-------- PROVIDED DATA --------

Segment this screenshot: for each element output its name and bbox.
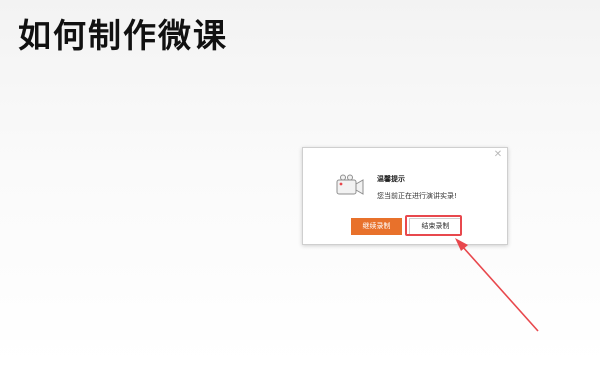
dialog-message: 您当前正在进行演讲实录!	[377, 192, 457, 200]
page-title: 如何制作微课	[18, 16, 228, 55]
highlight-box	[405, 215, 462, 236]
continue-recording-button[interactable]: 继续录制	[351, 218, 402, 235]
video-camera-icon	[336, 174, 364, 195]
dialog-heading: 温馨提示	[377, 175, 405, 183]
close-icon[interactable]: ✕	[493, 150, 503, 160]
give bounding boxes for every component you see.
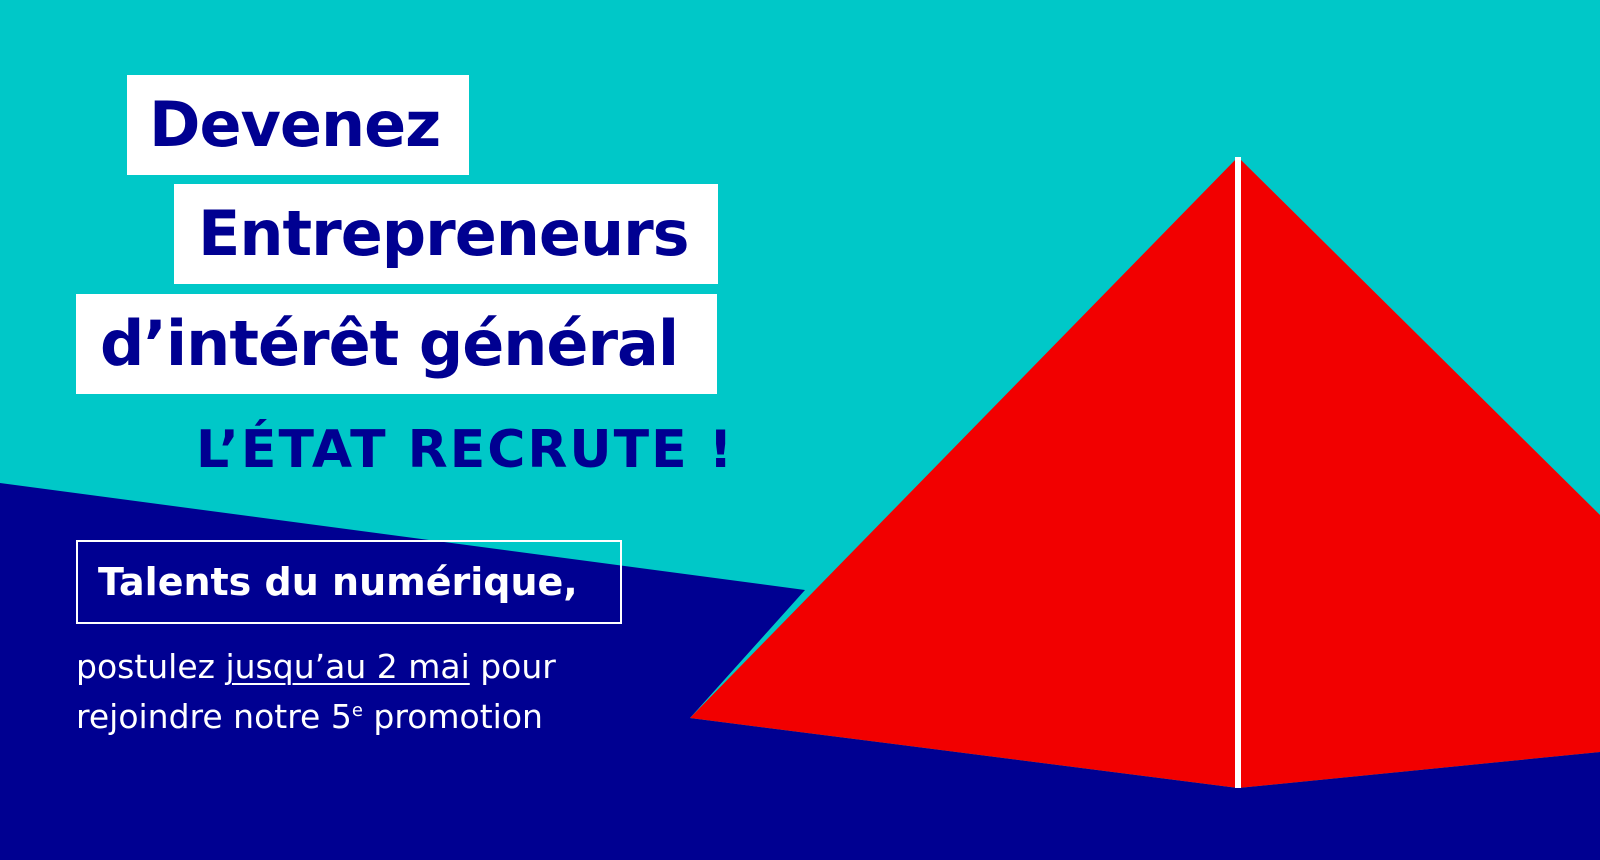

--------

Rewrite the records with "bbox" changed to "bounding box" and everything else left the same. Omit the pictures.

● EXERCISE SOLUTION:
Segment this screenshot: for each element output its name and bounding box.
dialog-message: 您当前正在进行演讲实录!	[377, 192, 457, 200]
page-title: 如何制作微课	[18, 16, 228, 55]
highlight-box	[405, 215, 462, 236]
continue-recording-button[interactable]: 继续录制	[351, 218, 402, 235]
video-camera-icon	[336, 174, 364, 195]
dialog-heading: 温馨提示	[377, 175, 405, 183]
close-icon[interactable]: ✕	[493, 150, 503, 160]
give bounding boxes for every component you see.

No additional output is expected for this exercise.